>> BEGIN Records to use

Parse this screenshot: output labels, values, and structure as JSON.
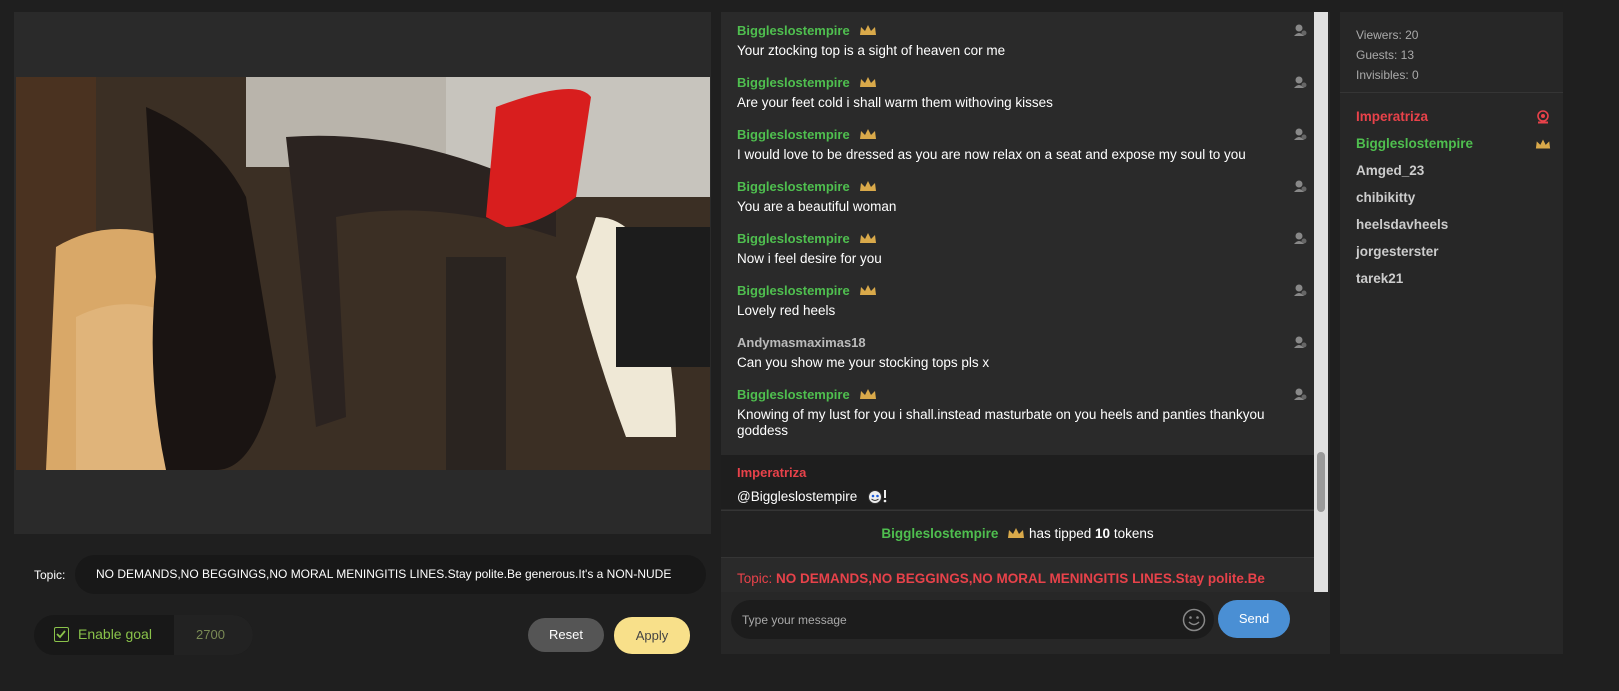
{
  "video": {
    "topic_label": "Topic:",
    "topic_text": "NO DEMANDS,NO BEGGINGS,NO MORAL MENINGITIS LINES.Stay polite.Be generous.It's a NON-NUDE",
    "goal": {
      "label": "Enable goal",
      "value": "2700",
      "checked": true
    },
    "reset_label": "Reset",
    "apply_label": "Apply"
  },
  "chat": {
    "messages": [
      {
        "user": "Biggleslostempire",
        "crown": true,
        "text": "Your ztocking top is a sight of heaven cor me"
      },
      {
        "user": "Biggleslostempire",
        "crown": true,
        "text": "Are your feet cold i shall warm them withoving kisses"
      },
      {
        "user": "Biggleslostempire",
        "crown": true,
        "text": "I would love to be dressed as you are now relax on a seat and expose my soul to you"
      },
      {
        "user": "Biggleslostempire",
        "crown": true,
        "text": "You are a beautiful woman"
      },
      {
        "user": "Biggleslostempire",
        "crown": true,
        "text": "Now i feel desire for you"
      },
      {
        "user": "Biggleslostempire",
        "crown": true,
        "text": "Lovely red heels"
      },
      {
        "user": "Andymasmaximas18",
        "crown": false,
        "text": "Can you show me your stocking tops pls x"
      },
      {
        "user": "Biggleslostempire",
        "crown": true,
        "text": "Knowing of my lust for you i shall.instead masturbate on you heels and panties thankyou goddess"
      },
      {
        "user": "Imperatriza",
        "crown": false,
        "text": "@Biggleslostempire"
      }
    ],
    "tip": {
      "user": "Biggleslostempire",
      "pre": "has tipped",
      "amount": "10",
      "post": "tokens"
    },
    "topic_prefix": "Topic:",
    "topic_text": "NO DEMANDS,NO BEGGINGS,NO MORAL MENINGITIS LINES.Stay polite.Be",
    "input_placeholder": "Type your message",
    "send_label": "Send"
  },
  "users": {
    "viewers": "Viewers: 20",
    "guests": "Guests: 13",
    "invisibles": "Invisibles: 0",
    "list": [
      {
        "name": "Imperatriza",
        "badge": "webcam-icon"
      },
      {
        "name": "Biggleslostempire",
        "badge": "crown-icon"
      },
      {
        "name": "Amged_23"
      },
      {
        "name": "chibikitty"
      },
      {
        "name": "heelsdavheels"
      },
      {
        "name": "jorgesterster"
      },
      {
        "name": "tarek21"
      }
    ]
  },
  "colors": {
    "green_user": "#4fbf4f",
    "red_user": "#e8424a",
    "crown": "#d9a94a",
    "send": "#4a8fd4",
    "apply": "#f8e08a"
  }
}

>> END Records to use

## Stated problem:
All lines above with "Imperatriza" in them should be returned.

## The output:
        "user": "Imperatriza",
        "name": "Imperatriza",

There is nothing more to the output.